◆ TASK GOAL ◆
Search the listing below for the word "name" and copy each line that holds it.
↓↓↓
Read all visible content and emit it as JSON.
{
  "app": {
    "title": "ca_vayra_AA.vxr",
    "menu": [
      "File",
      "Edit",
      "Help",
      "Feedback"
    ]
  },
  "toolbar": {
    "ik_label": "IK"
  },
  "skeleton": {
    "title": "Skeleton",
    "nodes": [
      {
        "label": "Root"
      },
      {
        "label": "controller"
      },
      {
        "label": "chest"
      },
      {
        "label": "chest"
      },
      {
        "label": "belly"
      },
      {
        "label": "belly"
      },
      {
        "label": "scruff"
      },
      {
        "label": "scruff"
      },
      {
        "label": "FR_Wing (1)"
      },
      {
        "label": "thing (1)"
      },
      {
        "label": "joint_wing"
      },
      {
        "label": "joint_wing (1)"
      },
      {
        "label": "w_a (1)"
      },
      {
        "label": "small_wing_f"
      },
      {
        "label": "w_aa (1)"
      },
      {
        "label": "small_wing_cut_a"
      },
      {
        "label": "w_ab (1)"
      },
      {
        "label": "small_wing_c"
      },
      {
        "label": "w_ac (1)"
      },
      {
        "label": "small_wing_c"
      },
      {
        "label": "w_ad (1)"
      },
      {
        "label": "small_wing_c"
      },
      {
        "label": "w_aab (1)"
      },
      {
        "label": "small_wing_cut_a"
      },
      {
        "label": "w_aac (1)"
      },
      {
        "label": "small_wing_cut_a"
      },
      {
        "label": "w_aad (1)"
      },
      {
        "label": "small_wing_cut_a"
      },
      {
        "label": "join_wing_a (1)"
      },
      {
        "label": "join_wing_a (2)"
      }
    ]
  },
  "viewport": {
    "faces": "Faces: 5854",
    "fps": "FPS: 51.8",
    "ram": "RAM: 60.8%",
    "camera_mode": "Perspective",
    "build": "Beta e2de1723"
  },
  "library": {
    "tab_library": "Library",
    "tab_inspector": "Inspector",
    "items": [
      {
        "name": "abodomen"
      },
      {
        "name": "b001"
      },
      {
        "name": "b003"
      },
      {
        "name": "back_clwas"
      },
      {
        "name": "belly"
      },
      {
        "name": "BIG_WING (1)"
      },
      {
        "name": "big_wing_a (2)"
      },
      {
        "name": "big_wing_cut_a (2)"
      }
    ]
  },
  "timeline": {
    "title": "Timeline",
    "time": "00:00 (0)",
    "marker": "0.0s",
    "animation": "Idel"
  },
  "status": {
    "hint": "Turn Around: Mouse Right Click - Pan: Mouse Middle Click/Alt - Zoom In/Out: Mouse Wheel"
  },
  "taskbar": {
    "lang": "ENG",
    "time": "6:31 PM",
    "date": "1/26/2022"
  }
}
↑↑↑
◆ CORRECT ANSWER ◆
        "name": "abodomen"
        "name": "b001"
        "name": "b003"
        "name": "back_clwas"
        "name": "belly"
        "name": "BIG_WING (1)"
        "name": "big_wing_a (2)"
        "name": "big_wing_cut_a (2)"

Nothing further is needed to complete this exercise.